[Records from a data collection]
* * * *
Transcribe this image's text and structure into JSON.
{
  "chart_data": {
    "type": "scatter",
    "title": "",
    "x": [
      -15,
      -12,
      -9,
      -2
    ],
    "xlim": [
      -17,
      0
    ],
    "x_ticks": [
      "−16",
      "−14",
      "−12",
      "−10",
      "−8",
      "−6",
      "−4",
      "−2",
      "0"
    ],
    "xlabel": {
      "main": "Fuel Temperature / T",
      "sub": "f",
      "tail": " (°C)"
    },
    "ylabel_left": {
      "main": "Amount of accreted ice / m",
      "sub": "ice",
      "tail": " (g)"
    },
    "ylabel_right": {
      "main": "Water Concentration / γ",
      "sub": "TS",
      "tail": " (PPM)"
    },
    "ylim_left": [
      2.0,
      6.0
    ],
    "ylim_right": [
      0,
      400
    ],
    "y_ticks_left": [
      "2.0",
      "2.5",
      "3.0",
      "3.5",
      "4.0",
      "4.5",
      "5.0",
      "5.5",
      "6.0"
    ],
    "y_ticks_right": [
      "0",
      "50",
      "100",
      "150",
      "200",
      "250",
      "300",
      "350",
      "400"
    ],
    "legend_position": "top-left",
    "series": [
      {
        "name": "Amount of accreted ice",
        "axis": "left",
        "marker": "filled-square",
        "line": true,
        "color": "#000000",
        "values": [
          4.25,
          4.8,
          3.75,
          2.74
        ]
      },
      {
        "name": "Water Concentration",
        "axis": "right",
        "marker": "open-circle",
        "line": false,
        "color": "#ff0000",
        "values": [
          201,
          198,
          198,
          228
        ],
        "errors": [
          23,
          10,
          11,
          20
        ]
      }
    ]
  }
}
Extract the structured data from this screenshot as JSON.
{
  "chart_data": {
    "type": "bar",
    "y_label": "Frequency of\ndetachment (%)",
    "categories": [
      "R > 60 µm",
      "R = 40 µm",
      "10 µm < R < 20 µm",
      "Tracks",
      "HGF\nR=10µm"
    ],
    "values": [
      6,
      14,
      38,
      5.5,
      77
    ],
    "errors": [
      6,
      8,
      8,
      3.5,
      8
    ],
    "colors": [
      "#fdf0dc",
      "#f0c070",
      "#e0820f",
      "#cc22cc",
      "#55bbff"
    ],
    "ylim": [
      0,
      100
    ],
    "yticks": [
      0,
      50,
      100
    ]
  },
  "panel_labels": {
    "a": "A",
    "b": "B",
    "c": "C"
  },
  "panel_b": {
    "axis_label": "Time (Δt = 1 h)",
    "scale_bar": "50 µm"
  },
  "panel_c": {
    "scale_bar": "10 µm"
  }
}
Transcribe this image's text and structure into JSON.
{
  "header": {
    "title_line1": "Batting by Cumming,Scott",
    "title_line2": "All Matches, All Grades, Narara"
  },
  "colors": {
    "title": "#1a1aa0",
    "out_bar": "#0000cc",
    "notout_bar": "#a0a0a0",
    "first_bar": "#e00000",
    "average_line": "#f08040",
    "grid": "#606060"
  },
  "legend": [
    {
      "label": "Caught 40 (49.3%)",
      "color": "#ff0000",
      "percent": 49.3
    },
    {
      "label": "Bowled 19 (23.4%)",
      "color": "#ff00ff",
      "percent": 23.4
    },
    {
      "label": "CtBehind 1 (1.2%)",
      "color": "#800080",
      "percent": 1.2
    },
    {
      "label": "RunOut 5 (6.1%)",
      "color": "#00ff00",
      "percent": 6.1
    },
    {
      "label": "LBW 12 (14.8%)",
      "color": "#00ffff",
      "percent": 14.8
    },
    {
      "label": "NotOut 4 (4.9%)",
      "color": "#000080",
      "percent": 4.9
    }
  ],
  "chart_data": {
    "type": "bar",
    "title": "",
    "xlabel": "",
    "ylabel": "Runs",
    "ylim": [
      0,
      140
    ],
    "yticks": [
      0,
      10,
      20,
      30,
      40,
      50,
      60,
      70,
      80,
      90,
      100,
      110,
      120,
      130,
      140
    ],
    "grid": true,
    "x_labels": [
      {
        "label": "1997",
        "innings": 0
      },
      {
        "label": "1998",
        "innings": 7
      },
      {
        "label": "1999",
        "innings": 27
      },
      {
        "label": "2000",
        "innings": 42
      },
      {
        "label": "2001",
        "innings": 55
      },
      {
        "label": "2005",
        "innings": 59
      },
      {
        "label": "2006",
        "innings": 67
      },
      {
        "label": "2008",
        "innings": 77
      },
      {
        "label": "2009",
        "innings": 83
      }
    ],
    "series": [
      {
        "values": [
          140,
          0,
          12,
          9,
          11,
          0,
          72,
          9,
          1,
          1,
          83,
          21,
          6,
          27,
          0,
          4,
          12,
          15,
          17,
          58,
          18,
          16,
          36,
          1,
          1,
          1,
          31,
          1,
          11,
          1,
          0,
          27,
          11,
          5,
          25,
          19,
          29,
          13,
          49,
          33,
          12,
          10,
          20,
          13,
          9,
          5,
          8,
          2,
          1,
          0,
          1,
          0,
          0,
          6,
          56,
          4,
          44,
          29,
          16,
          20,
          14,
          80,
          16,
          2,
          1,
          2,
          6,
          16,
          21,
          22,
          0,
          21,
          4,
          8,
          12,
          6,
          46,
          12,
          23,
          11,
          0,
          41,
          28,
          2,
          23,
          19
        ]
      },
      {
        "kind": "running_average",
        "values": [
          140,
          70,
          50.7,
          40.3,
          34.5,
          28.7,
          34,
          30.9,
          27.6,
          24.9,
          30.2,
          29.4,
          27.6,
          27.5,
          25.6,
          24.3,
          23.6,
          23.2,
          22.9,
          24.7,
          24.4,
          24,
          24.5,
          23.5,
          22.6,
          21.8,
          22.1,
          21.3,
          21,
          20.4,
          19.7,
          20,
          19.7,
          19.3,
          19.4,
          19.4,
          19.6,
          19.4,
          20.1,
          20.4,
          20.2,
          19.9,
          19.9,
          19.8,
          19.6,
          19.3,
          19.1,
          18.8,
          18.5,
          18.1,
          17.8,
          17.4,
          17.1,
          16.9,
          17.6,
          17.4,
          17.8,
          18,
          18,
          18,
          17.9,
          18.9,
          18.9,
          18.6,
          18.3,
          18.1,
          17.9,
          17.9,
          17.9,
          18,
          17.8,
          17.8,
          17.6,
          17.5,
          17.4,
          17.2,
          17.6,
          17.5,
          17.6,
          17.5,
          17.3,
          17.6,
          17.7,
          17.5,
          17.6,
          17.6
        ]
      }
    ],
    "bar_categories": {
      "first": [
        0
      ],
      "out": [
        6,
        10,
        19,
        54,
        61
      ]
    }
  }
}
* * * *
§ JOB: Transcribe all entries exactly as they are given.

§ FINISHED ANSWER:
Transcribe this image's text and structure into JSON.
{
  "chart_data": {
    "type": "scatter",
    "title": "",
    "x": [
      -15,
      -12,
      -9,
      -2
    ],
    "xlim": [
      -17,
      0
    ],
    "x_ticks": [
      "−16",
      "−14",
      "−12",
      "−10",
      "−8",
      "−6",
      "−4",
      "−2",
      "0"
    ],
    "xlabel": {
      "main": "Fuel Temperature / T",
      "sub": "f",
      "tail": " (°C)"
    },
    "ylabel_left": {
      "main": "Amount of accreted ice / m",
      "sub": "ice",
      "tail": " (g)"
    },
    "ylabel_right": {
      "main": "Water Concentration / γ",
      "sub": "TS",
      "tail": " (PPM)"
    },
    "ylim_left": [
      2.0,
      6.0
    ],
    "ylim_right": [
      0,
      400
    ],
    "y_ticks_left": [
      "2.0",
      "2.5",
      "3.0",
      "3.5",
      "4.0",
      "4.5",
      "5.0",
      "5.5",
      "6.0"
    ],
    "y_ticks_right": [
      "0",
      "50",
      "100",
      "150",
      "200",
      "250",
      "300",
      "350",
      "400"
    ],
    "legend_position": "top-left",
    "series": [
      {
        "name": "Amount of accreted ice",
        "axis": "left",
        "marker": "filled-square",
        "line": true,
        "color": "#000000",
        "values": [
          4.25,
          4.8,
          3.75,
          2.74
        ]
      },
      {
        "name": "Water Concentration",
        "axis": "right",
        "marker": "open-circle",
        "line": false,
        "color": "#ff0000",
        "values": [
          201,
          198,
          198,
          228
        ],
        "errors": [
          23,
          10,
          11,
          20
        ]
      }
    ]
  }
}
Extract the structured data from this screenshot as JSON.
{
  "chart_data": {
    "type": "bar",
    "y_label": "Frequency of\ndetachment (%)",
    "categories": [
      "R > 60 µm",
      "R = 40 µm",
      "10 µm < R < 20 µm",
      "Tracks",
      "HGF\nR=10µm"
    ],
    "values": [
      6,
      14,
      38,
      5.5,
      77
    ],
    "errors": [
      6,
      8,
      8,
      3.5,
      8
    ],
    "colors": [
      "#fdf0dc",
      "#f0c070",
      "#e0820f",
      "#cc22cc",
      "#55bbff"
    ],
    "ylim": [
      0,
      100
    ],
    "yticks": [
      0,
      50,
      100
    ]
  },
  "panel_labels": {
    "a": "A",
    "b": "B",
    "c": "C"
  },
  "panel_b": {
    "axis_label": "Time (Δt = 1 h)",
    "scale_bar": "50 µm"
  },
  "panel_c": {
    "scale_bar": "10 µm"
  }
}
Transcribe this image's text and structure into JSON.
{
  "header": {
    "title_line1": "Batting by Cumming,Scott",
    "title_line2": "All Matches, All Grades, Narara"
  },
  "colors": {
    "title": "#1a1aa0",
    "out_bar": "#0000cc",
    "notout_bar": "#a0a0a0",
    "first_bar": "#e00000",
    "average_line": "#f08040",
    "grid": "#606060"
  },
  "legend": [
    {
      "label": "Caught 40 (49.3%)",
      "color": "#ff0000",
      "percent": 49.3
    },
    {
      "label": "Bowled 19 (23.4%)",
      "color": "#ff00ff",
      "percent": 23.4
    },
    {
      "label": "CtBehind 1 (1.2%)",
      "color": "#800080",
      "percent": 1.2
    },
    {
      "label": "RunOut 5 (6.1%)",
      "color": "#00ff00",
      "percent": 6.1
    },
    {
      "label": "LBW 12 (14.8%)",
      "color": "#00ffff",
      "percent": 14.8
    },
    {
      "label": "NotOut 4 (4.9%)",
      "color": "#000080",
      "percent": 4.9
    }
  ],
  "chart_data": {
    "type": "bar",
    "title": "",
    "xlabel": "",
    "ylabel": "Runs",
    "ylim": [
      0,
      140
    ],
    "yticks": [
      0,
      10,
      20,
      30,
      40,
      50,
      60,
      70,
      80,
      90,
      100,
      110,
      120,
      130,
      140
    ],
    "grid": true,
    "x_labels": [
      {
        "label": "1997",
        "innings": 0
      },
      {
        "label": "1998",
        "innings": 7
      },
      {
        "label": "1999",
        "innings": 27
      },
      {
        "label": "2000",
        "innings": 42
      },
      {
        "label": "2001",
        "innings": 55
      },
      {
        "label": "2005",
        "innings": 59
      },
      {
        "label": "2006",
        "innings": 67
      },
      {
        "label": "2008",
        "innings": 77
      },
      {
        "label": "2009",
        "innings": 83
      }
    ],
    "series": [
      {
        "values": [
          140,
          0,
          12,
          9,
          11,
          0,
          72,
          9,
          1,
          1,
          83,
          21,
          6,
          27,
          0,
          4,
          12,
          15,
          17,
          58,
          18,
          16,
          36,
          1,
          1,
          1,
          31,
          1,
          11,
          1,
          0,
          27,
          11,
          5,
          25,
          19,
          29,
          13,
          49,
          33,
          12,
          10,
          20,
          13,
          9,
          5,
          8,
          2,
          1,
          0,
          1,
          0,
          0,
          6,
          56,
          4,
          44,
          29,
          16,
          20,
          14,
          80,
          16,
          2,
          1,
          2,
          6,
          16,
          21,
          22,
          0,
          21,
          4,
          8,
          12,
          6,
          46,
          12,
          23,
          11,
          0,
          41,
          28,
          2,
          23,
          19
        ]
      },
      {
        "kind": "running_average",
        "values": [
          140,
          70,
          50.7,
          40.3,
          34.5,
          28.7,
          34,
          30.9,
          27.6,
          24.9,
          30.2,
          29.4,
          27.6,
          27.5,
          25.6,
          24.3,
          23.6,
          23.2,
          22.9,
          24.7,
          24.4,
          24,
          24.5,
          23.5,
          22.6,
          21.8,
          22.1,
          21.3,
          21,
          20.4,
          19.7,
          20,
          19.7,
          19.3,
          19.4,
          19.4,
          19.6,
          19.4,
          20.1,
          20.4,
          20.2,
          19.9,
          19.9,
          19.8,
          19.6,
          19.3,
          19.1,
          18.8,
          18.5,
          18.1,
          17.8,
          17.4,
          17.1,
          16.9,
          17.6,
          17.4,
          17.8,
          18,
          18,
          18,
          17.9,
          18.9,
          18.9,
          18.6,
          18.3,
          18.1,
          17.9,
          17.9,
          17.9,
          18,
          17.8,
          17.8,
          17.6,
          17.5,
          17.4,
          17.2,
          17.6,
          17.5,
          17.6,
          17.5,
          17.3,
          17.6,
          17.7,
          17.5,
          17.6,
          17.6
        ]
      }
    ],
    "bar_categories": {
      "first": [
        0
      ],
      "out": [
        6,
        10,
        19,
        54,
        61
      ]
    }
  }
}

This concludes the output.